Excerpt provided:
— Start —

The midpoint formula is used to find a point (its coordinate values) that is located exactly between two other points in a plane. The formula finds its tremendous application in geometry.

The coordinates of the point (x, y) that lies exactly halfway between the two points (x_{1}, y_{1}) and (x_{2}, y_{2}) are given by:

` x = ( x_(1 )+ x_2)/2 , y = ( y_(1 )+ y_2)/2 `

Similarly, if we want to find the midpoint of a segment in the 3-dimensional space, we can determine the midpoint using:

` x = ( x_(1 )+ x_2)/2 , y = ( y_(1 )+ y_2)/2 , z = ( z_(1 )+ z_2)/2 `

The figure shown below gives an illustration of the midpoint formula.

While calculating the midpoint between two sets of coordinates of a line segment, if we assume, point A is x_{1}, y_{1} and x_{2}, y_{2}. Using the above midpoint formula, the average of the x coordinates and y coordinates give the midpoint of Point A and Point B. It is possible to find the midpoint of a vertical, horizontal and even a diagonal line segment using this formula.

— End —

Stated goal 1:
From the midpoint formula passage, repeat the text verbatim, starting at "The midpoint formula is" and ending at "the midpoint formula.".
Stated goal 2:
According to the midpoint formula passage, which kinds of line segments can the formula find the midpoint of?
Stated goal 3:
Pick up the midpoint formula passage after its last sentence and continue writing it.

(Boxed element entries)

— Start —

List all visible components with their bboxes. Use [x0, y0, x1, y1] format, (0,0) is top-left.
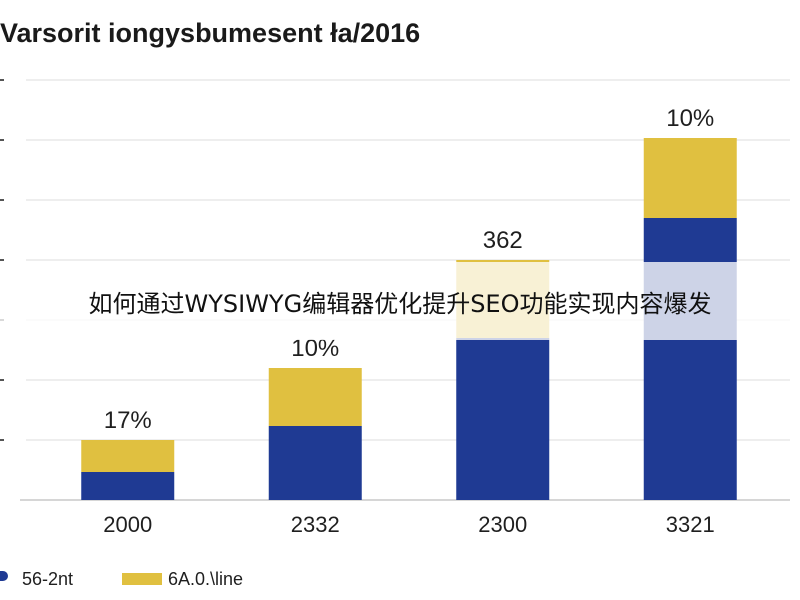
data-label: 10% [666, 105, 714, 132]
legend: 56-2nt 6A.0.\line [0, 569, 243, 589]
chart-title: Varsorit iongysbumesent ła/2016 [0, 18, 420, 48]
bars [81, 138, 737, 500]
data-label: 17% [104, 407, 152, 434]
bar-segment-2 [81, 440, 175, 472]
bar-segment-2 [643, 138, 737, 218]
bar-segment-1 [268, 426, 362, 500]
bar-segment-1 [81, 472, 175, 500]
bar-segment-2 [268, 368, 362, 426]
x-tick-label: 3321 [666, 512, 715, 537]
overlay-banner: 如何通过WYSIWYG编辑器优化提升SEO功能实现内容爆发 [0, 262, 800, 340]
x-tick-label: 2332 [291, 512, 340, 537]
overlay-text: 如何通过WYSIWYG编辑器优化提升SEO功能实现内容爆发 [88, 289, 712, 318]
bar-segment-1 [456, 338, 550, 500]
bar-segment-1 [643, 218, 737, 500]
x-tick-labels: 2000 2332 2300 3321 [103, 512, 714, 537]
legend-swatch-series-1 [0, 571, 8, 581]
legend-label-series-1: 56-2nt [22, 569, 73, 589]
legend-swatch-series-2 [122, 573, 162, 585]
x-tick-label: 2300 [478, 512, 527, 537]
x-tick-label: 2000 [103, 512, 152, 537]
legend-label-series-2: 6A.0.\line [168, 569, 243, 589]
data-label: 362 [483, 227, 523, 254]
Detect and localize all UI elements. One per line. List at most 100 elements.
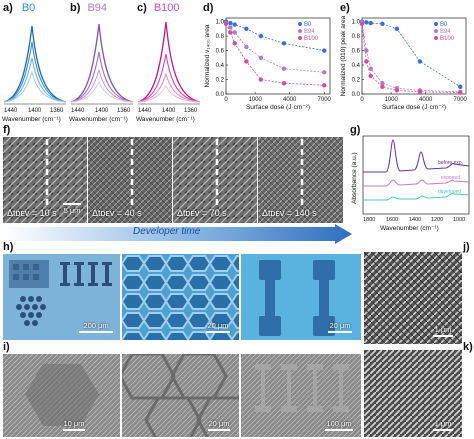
e-point-B100	[394, 88, 400, 93]
e-point-B0	[417, 59, 423, 64]
e-point-B100	[359, 21, 365, 26]
tick-a-3: 1360	[50, 108, 64, 114]
e-point-B0	[368, 20, 373, 26]
d-point-B100	[244, 59, 249, 64]
d-point-B100	[223, 21, 229, 26]
d-xtick-label: 7000	[318, 97, 332, 103]
e-xtick-label: 4000	[419, 97, 433, 103]
d-point-B94	[281, 66, 287, 71]
panel-label-c: c) B100	[137, 2, 180, 14]
dev-time-4: Δtᴅᴇᴠ = 140 s	[262, 208, 317, 218]
dev-time-3: Δtᴅᴇᴠ = 70 s	[177, 208, 227, 218]
legend-before-exp: before exp.	[438, 160, 463, 166]
e-ytick-label: 1.0	[352, 20, 361, 26]
d-xtick-label: 4000	[283, 97, 297, 103]
scale-i-2: 20 μm	[203, 419, 235, 432]
sem-strip-f: Δtᴅᴇᴠ = 10 s Δtᴅᴇᴠ = 40 s Δtᴅᴇᴠ = 70 s Δ…	[3, 137, 343, 223]
e-ytick-label: 0.8	[352, 34, 361, 40]
d-ytick-label: 0.0	[216, 92, 225, 98]
e-xlabel: Surface dose (J·cm⁻²)	[382, 104, 446, 111]
g-tick-1: 1800	[363, 217, 375, 223]
d-point-B94	[232, 30, 237, 35]
e-point-B100	[417, 89, 423, 95]
d-ytick-label: 0.2	[216, 78, 225, 84]
panel-label-a: a) B0	[3, 2, 36, 14]
d-point-B0	[281, 41, 287, 46]
e-legend-marker-B94	[434, 29, 438, 33]
e-xtick-label: 0	[360, 97, 364, 103]
d-legend-label-B94: B94	[304, 29, 315, 35]
e-xtick-label: 7000	[454, 97, 468, 103]
d-point-B94	[228, 25, 233, 30]
panel-label-b: b) B94	[70, 2, 108, 14]
d-point-B0	[258, 33, 264, 39]
panel-label-j: j)	[463, 241, 470, 253]
chart-d: 1.0 0.8 0.6 0.4 0.2 0.00 1000 4000 7000 Surface d…	[204, 17, 332, 111]
spectrum-a	[3, 25, 67, 105]
e-ytick-label: 0.6	[352, 49, 361, 55]
dev-time-1: Δtᴅᴇᴠ = 10 s	[7, 208, 57, 218]
xlabel-b: Wavenumber (cm⁻¹)	[69, 116, 128, 123]
tick-c-3: 1360	[184, 108, 198, 114]
dev-time-2: Δtᴅᴇᴠ = 40 s	[92, 208, 142, 218]
panel-label-g: g)	[350, 124, 361, 136]
d-legend-marker-B94	[298, 29, 302, 33]
legend-exposed: exposed	[441, 175, 460, 181]
scale-h-3: 20 μm	[323, 321, 357, 334]
d-point-B94	[244, 44, 249, 50]
spectrum-b	[70, 23, 134, 105]
d-ytick-label: 0.4	[216, 63, 225, 69]
micrograph-i-1: 10 μm	[3, 354, 120, 437]
scale-i-3: 100 μm	[321, 419, 357, 432]
e-point-B94	[380, 80, 385, 86]
e-ytick-label: 0.0	[352, 92, 361, 98]
d-legend-label-B0: B0	[304, 22, 312, 28]
e-ylabel: Normalized (010) peak area	[340, 15, 347, 96]
micrograph-h-2: 20 μm	[122, 254, 239, 340]
g-tick-5: 1000	[453, 217, 465, 223]
d-legend-label-B100: B100	[304, 36, 319, 42]
scale-k: 1 μm	[428, 419, 458, 432]
tick-a-2: 1400	[28, 108, 42, 114]
d-point-B0	[244, 26, 249, 32]
d-point-B0	[322, 48, 327, 53]
xlabel-a: Wavenumber (cm⁻¹)	[2, 116, 61, 123]
scale-f: 5 μm	[60, 203, 84, 215]
chart-e: 1.0 0.8 0.6 0.4 0.2 0.00 1000 4000 7000 Surface d…	[340, 15, 468, 111]
developer-time-label: Developer time	[133, 226, 201, 237]
panel-label-h: h)	[3, 241, 14, 253]
e-xtick-label: 1000	[384, 97, 398, 103]
panel-label-f: f)	[3, 124, 11, 136]
d-ylabel: Normalized ν₁₄₀₀ area	[204, 24, 211, 87]
d-point-B0	[228, 20, 233, 26]
micrograph-h-1: 200 μm	[3, 254, 120, 340]
e-point-B0	[458, 84, 463, 89]
d-point-B100	[232, 41, 237, 46]
d-point-B94	[322, 70, 327, 75]
d-point-B100	[322, 83, 327, 88]
d-point-B100	[258, 77, 264, 82]
e-plot-frame	[361, 17, 467, 95]
e-point-B94	[368, 66, 373, 71]
d-point-B100	[228, 30, 233, 35]
tick-c-1: 1440	[138, 108, 152, 114]
g-tick-4: 1200	[431, 217, 443, 223]
d-plot-frame	[225, 17, 331, 95]
e-point-B0	[394, 26, 400, 32]
tick-c-2: 1400	[162, 108, 176, 114]
e-point-B100	[380, 84, 385, 89]
e-ytick-label: 0.2	[352, 78, 361, 84]
e-ytick-label: 0.4	[352, 63, 361, 69]
spectra-abc: 1440 1400 1360 1440 1400 1360 1440 1400 …	[2, 21, 201, 123]
scale-h-1: 200 μm	[76, 321, 116, 334]
micrograph-k: 1 μm	[364, 350, 462, 437]
e-legend-marker-B100	[434, 36, 438, 40]
scale-i-1: 10 μm	[59, 419, 89, 432]
g-ylabel: Absorbance (a.u.)	[351, 152, 358, 204]
scale-j: 1 μm	[428, 325, 458, 338]
d-ytick-label: 1.0	[216, 20, 225, 26]
tick-a-1: 1440	[4, 108, 18, 114]
e-legend-marker-B0	[434, 22, 438, 26]
e-legend-label-B100: B100	[440, 36, 455, 42]
d-xtick-label: 1000	[248, 97, 262, 103]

— End —

Response 1:
The midpoint formula is used to find a point (its coordinate values) that is located exactly between two other points in a plane. The formula finds its tremendous application in geometry.

The coordinates of the point (x, y) that lies exactly halfway between the two points (x_{1}, y_{1}) and (x_{2}, y_{2}) are given by:

` x = ( x_(1 )+ x_2)/2 , y = ( y_(1 )+ y_2)/2 `

Similarly, if we want to find the midpoint of a segment in the 3-dimensional space, we can determine the midpoint using:

` x = ( x_(1 )+ x_2)/2 , y = ( y_(1 )+ y_2)/2 , z = ( z_(1 )+ z_2)/2 `

The figure shown below gives an illustration of the midpoint formula.

Response 2:
Vertical, horizontal, and diagonal line segments.

Response 3:
Using the coordinate values as `x_1 = -1, y_1 = 4, x_2 = 3, y_2 = 6`

The coordinates of the Midpoint can be found using the midpoint formula:

` x = ( x_(1 )+ x_2)/2 , y = ( y_(1 )+ y_2)/2 `

` => x = ( -1+ 3 )/2 , y = ( 4 + 6 )/2 `

` => x = 1 , y = 5 `

Therefore, the midpoint is (1,5).

We can prove that the point (1,5) lies halfway between the two given points using distance formula discussed in the previous section.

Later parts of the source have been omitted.